- **Source passage**
Supercomputer designers spent years chasing after the elusive petaflop barrier – the ability to perform one thousand trillion calculations per second.
IBM and Los Alamos National Laboratory finally achieved the milestone last summer, but a far more ambitious project is already underway: the building of a 20-petaflop machine.
“Moore’s Law says you get a doubling of performance every 18 months. We’ll do ten times that in 24 months,” boasts David Turek, IBM’s vice president of deep computing.
This time, IBM is teaming up with Lawrence Livermore National Laboratory in California, where a computer nicknamed Sequoia will be installed with 1.6 million processor cores across a relatively small physical footprint of 3,422 square feet. Lawrence Livermore needs incredible processing power in order to maintain the safety and effectiveness of the nation’s nuclear weapons stockpile, explains Mark Seager, assistant department head for advanced technology at the Lab.
“As weapons age … sometimes problems are found and then the question becomes ‘is this a big deal or not?” Seager says, noting that high explosives decay over time. “The way we answer this question is through simulation and experimental science.”
Livermore already has the fourth-fastest supercomputer in the world, an IBM Blue Gene/L system that goes up to 478 teraflops, or about half of one petaflop. The lab also has a 100-teraflop machine named ASCI Purple. Both machines were the fastest in the world when they were first made.

- **Data records**
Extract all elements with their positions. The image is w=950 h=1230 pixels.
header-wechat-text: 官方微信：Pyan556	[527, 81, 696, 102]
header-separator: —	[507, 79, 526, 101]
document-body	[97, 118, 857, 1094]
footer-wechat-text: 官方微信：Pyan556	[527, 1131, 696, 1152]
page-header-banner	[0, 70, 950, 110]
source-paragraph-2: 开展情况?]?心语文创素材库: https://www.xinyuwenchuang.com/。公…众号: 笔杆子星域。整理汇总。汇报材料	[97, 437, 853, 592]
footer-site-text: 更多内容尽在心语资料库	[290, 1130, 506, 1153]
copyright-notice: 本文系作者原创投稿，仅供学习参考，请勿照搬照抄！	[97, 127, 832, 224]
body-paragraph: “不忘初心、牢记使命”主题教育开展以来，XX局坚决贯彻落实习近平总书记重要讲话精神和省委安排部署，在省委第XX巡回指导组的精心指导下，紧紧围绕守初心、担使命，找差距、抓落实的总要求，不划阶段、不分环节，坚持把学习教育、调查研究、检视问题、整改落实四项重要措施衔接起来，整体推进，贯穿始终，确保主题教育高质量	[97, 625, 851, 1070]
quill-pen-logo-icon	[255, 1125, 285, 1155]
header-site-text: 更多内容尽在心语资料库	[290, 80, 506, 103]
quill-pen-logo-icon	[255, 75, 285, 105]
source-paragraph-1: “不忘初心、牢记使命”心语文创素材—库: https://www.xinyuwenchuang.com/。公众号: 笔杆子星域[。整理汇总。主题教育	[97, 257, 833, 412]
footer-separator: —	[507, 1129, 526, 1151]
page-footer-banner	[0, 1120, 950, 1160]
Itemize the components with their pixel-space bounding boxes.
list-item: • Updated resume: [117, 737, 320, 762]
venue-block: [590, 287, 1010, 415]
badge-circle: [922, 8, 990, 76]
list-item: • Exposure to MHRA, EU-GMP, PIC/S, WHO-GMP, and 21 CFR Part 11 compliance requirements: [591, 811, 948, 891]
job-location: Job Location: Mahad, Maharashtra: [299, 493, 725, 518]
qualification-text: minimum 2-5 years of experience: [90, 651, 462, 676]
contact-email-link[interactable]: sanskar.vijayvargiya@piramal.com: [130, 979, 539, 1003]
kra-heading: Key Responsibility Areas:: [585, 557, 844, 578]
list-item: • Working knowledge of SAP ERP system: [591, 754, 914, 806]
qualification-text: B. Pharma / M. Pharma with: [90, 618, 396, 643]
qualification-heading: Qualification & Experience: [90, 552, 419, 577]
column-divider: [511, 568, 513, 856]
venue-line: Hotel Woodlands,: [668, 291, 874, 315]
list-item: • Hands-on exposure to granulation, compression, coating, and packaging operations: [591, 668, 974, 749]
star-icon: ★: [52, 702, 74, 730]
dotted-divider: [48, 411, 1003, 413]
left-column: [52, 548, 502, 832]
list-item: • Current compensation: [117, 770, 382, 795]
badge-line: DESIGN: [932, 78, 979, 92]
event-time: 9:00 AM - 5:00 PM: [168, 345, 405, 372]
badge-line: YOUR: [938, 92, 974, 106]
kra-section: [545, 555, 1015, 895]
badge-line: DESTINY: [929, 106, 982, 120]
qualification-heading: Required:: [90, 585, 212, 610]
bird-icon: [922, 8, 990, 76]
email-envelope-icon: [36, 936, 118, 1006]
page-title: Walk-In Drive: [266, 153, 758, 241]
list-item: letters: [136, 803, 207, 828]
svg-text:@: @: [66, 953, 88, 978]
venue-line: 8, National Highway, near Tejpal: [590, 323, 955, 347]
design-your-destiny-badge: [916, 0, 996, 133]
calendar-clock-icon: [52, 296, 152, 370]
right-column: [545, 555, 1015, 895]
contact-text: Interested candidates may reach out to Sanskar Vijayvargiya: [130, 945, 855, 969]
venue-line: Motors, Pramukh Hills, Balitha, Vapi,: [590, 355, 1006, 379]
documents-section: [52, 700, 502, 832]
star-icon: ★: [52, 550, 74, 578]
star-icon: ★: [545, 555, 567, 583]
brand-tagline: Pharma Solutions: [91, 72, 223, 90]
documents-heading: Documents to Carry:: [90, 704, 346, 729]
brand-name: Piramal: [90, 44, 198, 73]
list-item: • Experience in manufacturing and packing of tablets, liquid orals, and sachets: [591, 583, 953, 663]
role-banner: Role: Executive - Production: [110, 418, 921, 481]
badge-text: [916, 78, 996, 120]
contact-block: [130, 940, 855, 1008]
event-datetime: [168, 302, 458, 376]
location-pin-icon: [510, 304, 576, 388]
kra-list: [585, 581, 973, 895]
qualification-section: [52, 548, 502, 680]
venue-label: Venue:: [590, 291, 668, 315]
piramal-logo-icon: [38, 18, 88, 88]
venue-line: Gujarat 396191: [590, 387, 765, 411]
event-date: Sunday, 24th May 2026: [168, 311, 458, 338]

- **Activity A**
In the supercomputer passage, how many processor cores will Sequoia have?
- **Activity B**
Rewrite the supercomputer passage, beginning at the words that have "This time, IBM" and stopping after "at the Lab.", and substitute "Redwood" for "Sequoia".

- **Task response A**
1.6 million processor cores.

- **Task response B**
This time, IBM is teaming up with Lawrence Livermore National Laboratory in California, where a computer nicknamed Redwood will be installed with 1.6 million processor cores across a relatively small physical footprint of 3,422 square feet. Lawrence Livermore needs incredible processing power in order to maintain the safety and effectiveness of the nation’s nuclear weapons stockpile, explains Mark Seager, assistant department head for advanced technology at the Lab.